**EXTRACTED MATERIAL**
☆ ☆ ☆ ☆ ☆

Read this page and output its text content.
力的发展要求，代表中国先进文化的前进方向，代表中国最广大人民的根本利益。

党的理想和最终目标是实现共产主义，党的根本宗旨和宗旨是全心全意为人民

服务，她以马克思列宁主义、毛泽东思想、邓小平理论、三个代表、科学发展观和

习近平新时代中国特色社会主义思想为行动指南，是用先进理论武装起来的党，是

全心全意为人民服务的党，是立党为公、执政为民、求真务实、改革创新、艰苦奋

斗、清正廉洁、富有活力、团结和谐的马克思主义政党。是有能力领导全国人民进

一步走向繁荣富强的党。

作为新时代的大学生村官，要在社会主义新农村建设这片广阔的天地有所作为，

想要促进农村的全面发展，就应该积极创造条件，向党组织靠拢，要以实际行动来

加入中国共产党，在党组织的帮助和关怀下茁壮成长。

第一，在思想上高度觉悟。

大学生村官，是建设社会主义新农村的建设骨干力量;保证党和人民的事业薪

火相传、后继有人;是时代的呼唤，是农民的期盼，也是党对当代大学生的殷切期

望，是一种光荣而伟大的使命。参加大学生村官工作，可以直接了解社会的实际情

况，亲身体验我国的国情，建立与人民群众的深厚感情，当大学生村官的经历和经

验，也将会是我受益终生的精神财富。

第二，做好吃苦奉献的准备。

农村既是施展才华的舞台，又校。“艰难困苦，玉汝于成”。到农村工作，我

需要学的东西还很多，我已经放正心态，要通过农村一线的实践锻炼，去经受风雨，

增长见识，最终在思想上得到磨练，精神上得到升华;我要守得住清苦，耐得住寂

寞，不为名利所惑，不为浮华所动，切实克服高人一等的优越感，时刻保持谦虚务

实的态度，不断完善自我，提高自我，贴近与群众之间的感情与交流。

☆ ☆ ☆ ☆ ☆

Repeat the listing above without any change.

**RESULT OF THIS TASK**
Read this page and output its text content.
力的发展要求，代表中国先进文化的前进方向，代表中国最广大人民的根本利益。

党的理想和最终目标是实现共产主义，党的根本宗旨和宗旨是全心全意为人民

服务，她以马克思列宁主义、毛泽东思想、邓小平理论、三个代表、科学发展观和

习近平新时代中国特色社会主义思想为行动指南，是用先进理论武装起来的党，是

全心全意为人民服务的党，是立党为公、执政为民、求真务实、改革创新、艰苦奋

斗、清正廉洁、富有活力、团结和谐的马克思主义政党。是有能力领导全国人民进

一步走向繁荣富强的党。

作为新时代的大学生村官，要在社会主义新农村建设这片广阔的天地有所作为，

想要促进农村的全面发展，就应该积极创造条件，向党组织靠拢，要以实际行动来

加入中国共产党，在党组织的帮助和关怀下茁壮成长。

第一，在思想上高度觉悟。

大学生村官，是建设社会主义新农村的建设骨干力量;保证党和人民的事业薪

火相传、后继有人;是时代的呼唤，是农民的期盼，也是党对当代大学生的殷切期

望，是一种光荣而伟大的使命。参加大学生村官工作，可以直接了解社会的实际情

况，亲身体验我国的国情，建立与人民群众的深厚感情，当大学生村官的经历和经

验，也将会是我受益终生的精神财富。

第二，做好吃苦奉献的准备。

农村既是施展才华的舞台，又校。“艰难困苦，玉汝于成”。到农村工作，我

需要学的东西还很多，我已经放正心态，要通过农村一线的实践锻炼，去经受风雨，

增长见识，最终在思想上得到磨练，精神上得到升华;我要守得住清苦，耐得住寂

寞，不为名利所惑，不为浮华所动，切实克服高人一等的优越感，时刻保持谦虚务

实的态度，不断完善自我，提高自我，贴近与群众之间的感情与交流。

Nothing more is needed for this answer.